**Records provided**
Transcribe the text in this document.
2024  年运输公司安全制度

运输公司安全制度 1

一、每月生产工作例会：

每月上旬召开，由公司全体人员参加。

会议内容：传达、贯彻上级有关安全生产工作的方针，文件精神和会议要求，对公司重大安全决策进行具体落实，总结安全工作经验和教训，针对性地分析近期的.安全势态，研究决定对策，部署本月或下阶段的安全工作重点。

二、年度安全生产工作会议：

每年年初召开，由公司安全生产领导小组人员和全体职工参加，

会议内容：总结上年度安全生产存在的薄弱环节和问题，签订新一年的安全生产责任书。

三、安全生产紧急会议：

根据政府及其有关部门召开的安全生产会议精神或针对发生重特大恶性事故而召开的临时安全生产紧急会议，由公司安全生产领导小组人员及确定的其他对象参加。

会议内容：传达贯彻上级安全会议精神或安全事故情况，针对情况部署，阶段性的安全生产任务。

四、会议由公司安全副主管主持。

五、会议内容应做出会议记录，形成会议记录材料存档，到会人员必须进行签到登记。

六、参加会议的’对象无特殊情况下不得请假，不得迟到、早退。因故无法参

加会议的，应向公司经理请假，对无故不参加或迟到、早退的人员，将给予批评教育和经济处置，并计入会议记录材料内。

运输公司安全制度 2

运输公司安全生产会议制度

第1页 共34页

**Task instructions**
Please reproduce the entire listing, exactly as shown.

**Written response**
Transcribe the text in this document.
2024  年运输公司安全制度

运输公司安全制度 1

一、每月生产工作例会：

每月上旬召开，由公司全体人员参加。

会议内容：传达、贯彻上级有关安全生产工作的方针，文件精神和会议要求，对公司重大安全决策进行具体落实，总结安全工作经验和教训，针对性地分析近期的.安全势态，研究决定对策，部署本月或下阶段的安全工作重点。

二、年度安全生产工作会议：

每年年初召开，由公司安全生产领导小组人员和全体职工参加，

会议内容：总结上年度安全生产存在的薄弱环节和问题，签订新一年的安全生产责任书。

三、安全生产紧急会议：

根据政府及其有关部门召开的安全生产会议精神或针对发生重特大恶性事故而召开的临时安全生产紧急会议，由公司安全生产领导小组人员及确定的其他对象参加。

会议内容：传达贯彻上级安全会议精神或安全事故情况，针对情况部署，阶段性的安全生产任务。

四、会议由公司安全副主管主持。

五、会议内容应做出会议记录，形成会议记录材料存档，到会人员必须进行签到登记。

六、参加会议的’对象无特殊情况下不得请假，不得迟到、早退。因故无法参

加会议的，应向公司经理请假，对无故不参加或迟到、早退的人员，将给予批评教育和经济处置，并计入会议记录材料内。

运输公司安全制度 2

运输公司安全生产会议制度

第1页 共34页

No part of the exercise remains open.